* Required task *
In the part of the rows that opens with the line containing "For every button, label, input, icon, or" and closes with the line containing "participant-name: Marco Pozzi", replace "screenshot" with "screen capture" and give those lines again with nothing else changed. Omit the pictures from your answer.

* Task material *
━━━━
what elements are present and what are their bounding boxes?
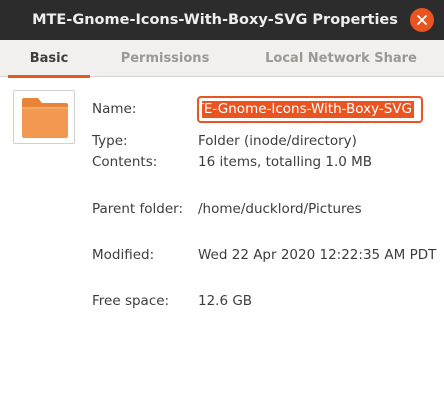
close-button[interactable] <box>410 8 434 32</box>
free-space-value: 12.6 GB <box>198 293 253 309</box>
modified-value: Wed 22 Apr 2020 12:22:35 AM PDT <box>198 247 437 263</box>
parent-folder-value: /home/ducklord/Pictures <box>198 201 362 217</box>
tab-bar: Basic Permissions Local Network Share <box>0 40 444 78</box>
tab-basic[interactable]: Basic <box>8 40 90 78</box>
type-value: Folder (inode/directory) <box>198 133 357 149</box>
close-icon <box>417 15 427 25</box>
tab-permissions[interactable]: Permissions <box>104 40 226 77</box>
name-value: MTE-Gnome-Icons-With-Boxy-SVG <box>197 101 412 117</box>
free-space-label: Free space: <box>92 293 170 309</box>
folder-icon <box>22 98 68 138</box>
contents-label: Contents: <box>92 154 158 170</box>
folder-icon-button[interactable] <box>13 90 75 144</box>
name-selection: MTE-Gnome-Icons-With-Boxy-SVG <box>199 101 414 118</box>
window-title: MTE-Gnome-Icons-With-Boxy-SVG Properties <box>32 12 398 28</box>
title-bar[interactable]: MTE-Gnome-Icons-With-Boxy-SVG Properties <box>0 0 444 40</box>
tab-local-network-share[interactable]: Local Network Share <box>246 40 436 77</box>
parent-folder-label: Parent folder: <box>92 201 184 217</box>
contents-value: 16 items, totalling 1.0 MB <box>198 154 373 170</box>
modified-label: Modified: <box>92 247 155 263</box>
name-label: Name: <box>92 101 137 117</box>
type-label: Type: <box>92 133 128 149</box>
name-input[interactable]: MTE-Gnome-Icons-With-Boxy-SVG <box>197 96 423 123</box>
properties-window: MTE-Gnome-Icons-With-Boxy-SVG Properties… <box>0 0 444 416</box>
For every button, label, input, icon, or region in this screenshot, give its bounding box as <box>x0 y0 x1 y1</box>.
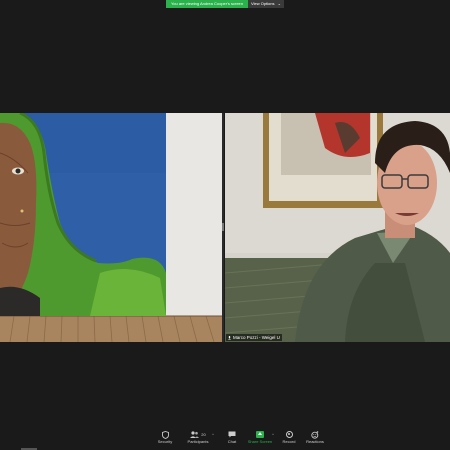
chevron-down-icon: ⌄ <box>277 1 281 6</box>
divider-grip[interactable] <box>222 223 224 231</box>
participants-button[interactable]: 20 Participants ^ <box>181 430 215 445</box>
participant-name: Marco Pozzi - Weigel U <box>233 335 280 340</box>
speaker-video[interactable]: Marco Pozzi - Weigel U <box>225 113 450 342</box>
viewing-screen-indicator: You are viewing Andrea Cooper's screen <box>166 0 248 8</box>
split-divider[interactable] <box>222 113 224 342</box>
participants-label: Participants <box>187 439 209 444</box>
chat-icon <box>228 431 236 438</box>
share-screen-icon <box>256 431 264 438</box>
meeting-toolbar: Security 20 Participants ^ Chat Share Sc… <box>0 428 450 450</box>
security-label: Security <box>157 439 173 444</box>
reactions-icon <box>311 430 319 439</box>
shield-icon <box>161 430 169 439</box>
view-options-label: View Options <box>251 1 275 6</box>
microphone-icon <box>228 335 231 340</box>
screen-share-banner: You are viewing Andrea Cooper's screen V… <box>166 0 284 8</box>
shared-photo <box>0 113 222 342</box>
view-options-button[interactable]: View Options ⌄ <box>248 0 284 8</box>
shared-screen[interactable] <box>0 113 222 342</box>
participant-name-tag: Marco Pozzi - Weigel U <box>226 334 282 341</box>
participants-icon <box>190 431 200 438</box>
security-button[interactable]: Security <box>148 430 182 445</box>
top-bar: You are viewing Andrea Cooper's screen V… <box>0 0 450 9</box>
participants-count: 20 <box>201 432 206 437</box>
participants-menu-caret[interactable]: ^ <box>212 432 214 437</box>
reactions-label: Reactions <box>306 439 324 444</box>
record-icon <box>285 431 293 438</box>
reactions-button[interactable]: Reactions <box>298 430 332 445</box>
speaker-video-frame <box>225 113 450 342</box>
━━━━
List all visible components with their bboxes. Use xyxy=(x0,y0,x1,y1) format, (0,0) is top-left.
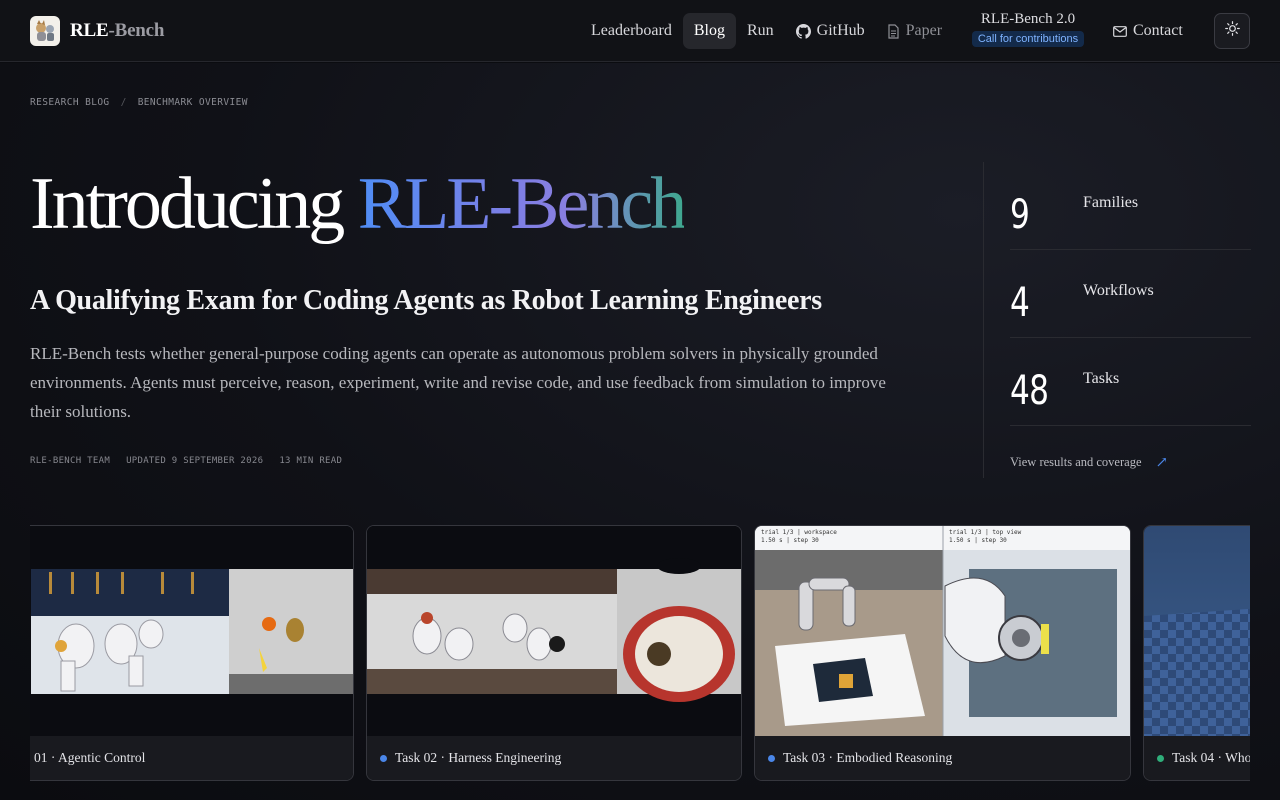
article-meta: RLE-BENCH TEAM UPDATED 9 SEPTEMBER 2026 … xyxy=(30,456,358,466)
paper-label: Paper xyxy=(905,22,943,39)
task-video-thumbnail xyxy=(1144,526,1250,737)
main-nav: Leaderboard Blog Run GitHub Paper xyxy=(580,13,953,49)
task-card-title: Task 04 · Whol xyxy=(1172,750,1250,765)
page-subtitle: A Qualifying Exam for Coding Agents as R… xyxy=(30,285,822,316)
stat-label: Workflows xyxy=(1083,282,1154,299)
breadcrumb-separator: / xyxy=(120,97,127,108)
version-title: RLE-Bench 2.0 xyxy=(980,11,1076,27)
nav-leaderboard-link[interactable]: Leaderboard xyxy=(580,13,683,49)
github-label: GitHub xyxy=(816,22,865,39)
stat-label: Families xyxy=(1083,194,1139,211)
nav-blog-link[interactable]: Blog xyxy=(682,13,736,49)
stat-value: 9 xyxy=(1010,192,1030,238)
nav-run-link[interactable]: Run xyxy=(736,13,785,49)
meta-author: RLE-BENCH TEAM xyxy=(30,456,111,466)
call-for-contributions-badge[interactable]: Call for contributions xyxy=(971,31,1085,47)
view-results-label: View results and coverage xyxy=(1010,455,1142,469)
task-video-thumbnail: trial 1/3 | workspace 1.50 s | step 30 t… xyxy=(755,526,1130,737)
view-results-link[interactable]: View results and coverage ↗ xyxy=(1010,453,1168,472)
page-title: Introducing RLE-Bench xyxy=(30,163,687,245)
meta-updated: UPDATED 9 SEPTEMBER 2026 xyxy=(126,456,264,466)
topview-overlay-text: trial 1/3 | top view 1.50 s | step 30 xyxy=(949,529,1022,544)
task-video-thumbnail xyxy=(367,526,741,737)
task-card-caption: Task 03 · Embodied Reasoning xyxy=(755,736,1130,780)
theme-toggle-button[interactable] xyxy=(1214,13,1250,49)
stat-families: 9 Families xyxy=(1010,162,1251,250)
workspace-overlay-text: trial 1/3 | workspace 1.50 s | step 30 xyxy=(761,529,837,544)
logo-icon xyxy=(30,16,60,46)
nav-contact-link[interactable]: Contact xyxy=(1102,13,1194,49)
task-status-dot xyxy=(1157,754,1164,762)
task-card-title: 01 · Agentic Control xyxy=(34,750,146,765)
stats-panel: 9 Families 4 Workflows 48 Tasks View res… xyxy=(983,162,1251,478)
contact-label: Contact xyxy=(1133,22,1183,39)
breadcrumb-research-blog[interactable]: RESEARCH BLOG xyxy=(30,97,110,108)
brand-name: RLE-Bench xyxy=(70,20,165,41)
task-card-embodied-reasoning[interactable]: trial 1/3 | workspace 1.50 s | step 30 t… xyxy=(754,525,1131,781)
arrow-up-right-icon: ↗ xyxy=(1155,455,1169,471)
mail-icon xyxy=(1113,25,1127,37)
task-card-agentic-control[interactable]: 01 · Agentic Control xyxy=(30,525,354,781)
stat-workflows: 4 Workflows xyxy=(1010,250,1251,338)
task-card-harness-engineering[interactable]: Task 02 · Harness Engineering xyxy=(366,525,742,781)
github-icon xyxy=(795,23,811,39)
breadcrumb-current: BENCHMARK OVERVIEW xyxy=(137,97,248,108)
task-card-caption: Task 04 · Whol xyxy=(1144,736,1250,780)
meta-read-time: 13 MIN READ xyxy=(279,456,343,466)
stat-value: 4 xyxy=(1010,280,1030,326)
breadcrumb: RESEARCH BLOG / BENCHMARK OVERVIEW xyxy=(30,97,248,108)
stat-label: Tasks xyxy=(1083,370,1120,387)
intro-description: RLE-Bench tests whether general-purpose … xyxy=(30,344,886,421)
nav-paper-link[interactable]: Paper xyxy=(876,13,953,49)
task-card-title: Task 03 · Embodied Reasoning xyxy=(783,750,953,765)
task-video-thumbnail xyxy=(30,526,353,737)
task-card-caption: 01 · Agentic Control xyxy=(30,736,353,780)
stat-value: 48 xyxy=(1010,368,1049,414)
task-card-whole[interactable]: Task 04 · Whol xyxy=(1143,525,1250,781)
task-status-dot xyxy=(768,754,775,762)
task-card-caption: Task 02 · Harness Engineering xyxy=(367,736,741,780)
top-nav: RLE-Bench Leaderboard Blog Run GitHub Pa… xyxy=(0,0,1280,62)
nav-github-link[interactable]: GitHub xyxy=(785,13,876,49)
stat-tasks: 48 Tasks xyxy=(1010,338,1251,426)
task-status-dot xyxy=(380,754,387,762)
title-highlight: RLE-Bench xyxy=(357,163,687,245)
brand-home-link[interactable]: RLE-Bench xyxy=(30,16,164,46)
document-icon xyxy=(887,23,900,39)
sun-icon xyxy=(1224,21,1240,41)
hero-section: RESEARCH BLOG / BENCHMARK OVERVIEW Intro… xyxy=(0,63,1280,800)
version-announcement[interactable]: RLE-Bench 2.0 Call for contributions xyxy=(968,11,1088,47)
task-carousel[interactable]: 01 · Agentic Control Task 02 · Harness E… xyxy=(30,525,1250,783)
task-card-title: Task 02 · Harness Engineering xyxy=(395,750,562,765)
━━━━
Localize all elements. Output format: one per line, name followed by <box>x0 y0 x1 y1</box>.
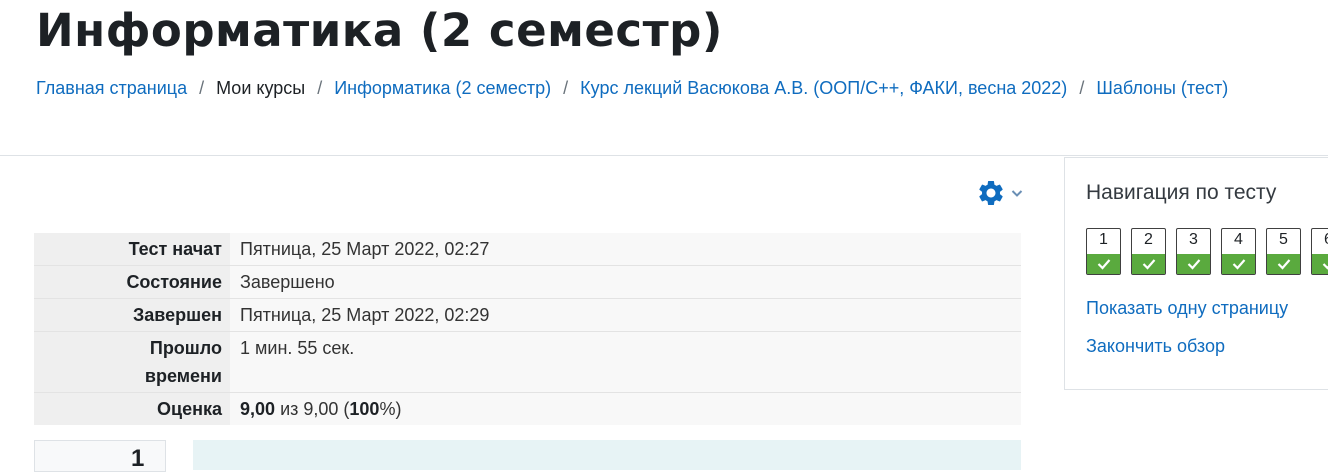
━━━━
* Output below *
For every button, label, input, icon, or region in this screen capture, give its bounding box as <box>x0 y0 x1 y1</box>.
chevron-down-icon: ⌄ <box>277 1 281 6</box>
divider-grip[interactable] <box>222 223 224 231</box>
participants-button[interactable]: 20 Participants ^ <box>181 430 215 445</box>
participant-name: Marco Pozzi - Weigel U <box>233 335 280 340</box>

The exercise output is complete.